◆ Task goal
Reproduce the complete listing without any deviation.

---- Dataset records

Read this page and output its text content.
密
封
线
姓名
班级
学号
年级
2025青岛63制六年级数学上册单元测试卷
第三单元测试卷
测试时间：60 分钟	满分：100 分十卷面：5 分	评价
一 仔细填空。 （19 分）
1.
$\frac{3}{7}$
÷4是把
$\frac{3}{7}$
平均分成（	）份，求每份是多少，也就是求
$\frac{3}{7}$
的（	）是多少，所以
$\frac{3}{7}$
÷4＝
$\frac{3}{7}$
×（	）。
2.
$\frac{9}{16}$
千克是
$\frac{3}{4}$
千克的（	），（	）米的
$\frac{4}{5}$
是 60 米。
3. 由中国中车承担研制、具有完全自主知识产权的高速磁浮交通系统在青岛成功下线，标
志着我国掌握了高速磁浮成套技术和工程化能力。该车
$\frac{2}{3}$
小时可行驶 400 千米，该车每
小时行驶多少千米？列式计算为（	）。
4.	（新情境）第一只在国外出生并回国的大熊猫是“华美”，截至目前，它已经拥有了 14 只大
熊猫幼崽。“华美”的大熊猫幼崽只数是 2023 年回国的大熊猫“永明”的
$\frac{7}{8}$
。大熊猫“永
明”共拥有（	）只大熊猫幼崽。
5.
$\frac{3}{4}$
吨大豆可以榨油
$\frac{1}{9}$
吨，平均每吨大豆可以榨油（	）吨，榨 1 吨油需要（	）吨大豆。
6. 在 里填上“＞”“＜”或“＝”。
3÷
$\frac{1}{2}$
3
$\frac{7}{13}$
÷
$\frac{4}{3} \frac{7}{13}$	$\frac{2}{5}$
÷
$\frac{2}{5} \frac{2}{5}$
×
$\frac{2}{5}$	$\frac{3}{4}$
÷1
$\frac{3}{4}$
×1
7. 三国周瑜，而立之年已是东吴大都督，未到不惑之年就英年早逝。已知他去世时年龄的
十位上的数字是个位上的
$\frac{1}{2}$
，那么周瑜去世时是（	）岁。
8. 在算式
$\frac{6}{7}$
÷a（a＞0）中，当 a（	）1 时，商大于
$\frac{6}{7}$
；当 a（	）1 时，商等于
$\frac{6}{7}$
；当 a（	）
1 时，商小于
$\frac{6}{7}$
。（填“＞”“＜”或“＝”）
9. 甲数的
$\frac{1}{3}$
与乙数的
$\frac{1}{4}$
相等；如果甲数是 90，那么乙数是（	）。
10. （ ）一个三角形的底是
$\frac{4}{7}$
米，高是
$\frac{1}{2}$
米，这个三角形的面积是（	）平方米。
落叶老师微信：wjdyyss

--------

◆ Written reply
Read this page and output its text content.
密
封
线
姓名
班级
学号
年级
2025青岛63制六年级数学上册单元测试卷
第三单元测试卷
测试时间：60 分钟	满分：100 分十卷面：5 分	评价
一 仔细填空。 （19 分）
1.
$\frac{3}{7}$
÷4是把
$\frac{3}{7}$
平均分成（	）份，求每份是多少，也就是求
$\frac{3}{7}$
的（	）是多少，所以
$\frac{3}{7}$
÷4＝
$\frac{3}{7}$
×（	）。
2.
$\frac{9}{16}$
千克是
$\frac{3}{4}$
千克的（	），（	）米的
$\frac{4}{5}$
是 60 米。
3. 由中国中车承担研制、具有完全自主知识产权的高速磁浮交通系统在青岛成功下线，标
志着我国掌握了高速磁浮成套技术和工程化能力。该车
$\frac{2}{3}$
小时可行驶 400 千米，该车每
小时行驶多少千米？列式计算为（	）。
4.	（新情境）第一只在国外出生并回国的大熊猫是“华美”，截至目前，它已经拥有了 14 只大
熊猫幼崽。“华美”的大熊猫幼崽只数是 2023 年回国的大熊猫“永明”的
$\frac{7}{8}$
。大熊猫“永
明”共拥有（	）只大熊猫幼崽。
5.
$\frac{3}{4}$
吨大豆可以榨油
$\frac{1}{9}$
吨，平均每吨大豆可以榨油（	）吨，榨 1 吨油需要（	）吨大豆。
6. 在 里填上“＞”“＜”或“＝”。
3÷
$\frac{1}{2}$
3
$\frac{7}{13}$
÷
$\frac{4}{3} \frac{7}{13}$	$\frac{2}{5}$
÷
$\frac{2}{5} \frac{2}{5}$
×
$\frac{2}{5}$	$\frac{3}{4}$
÷1
$\frac{3}{4}$
×1
7. 三国周瑜，而立之年已是东吴大都督，未到不惑之年就英年早逝。已知他去世时年龄的
十位上的数字是个位上的
$\frac{1}{2}$
，那么周瑜去世时是（	）岁。
8. 在算式
$\frac{6}{7}$
÷a（a＞0）中，当 a（	）1 时，商大于
$\frac{6}{7}$
；当 a（	）1 时，商等于
$\frac{6}{7}$
；当 a（	）
1 时，商小于
$\frac{6}{7}$
。（填“＞”“＜”或“＝”）
9. 甲数的
$\frac{1}{3}$
与乙数的
$\frac{1}{4}$
相等；如果甲数是 90，那么乙数是（	）。
10. （ ）一个三角形的底是
$\frac{4}{7}$
米，高是
$\frac{1}{2}$
米，这个三角形的面积是（	）平方米。
落叶老师微信：wjdyyss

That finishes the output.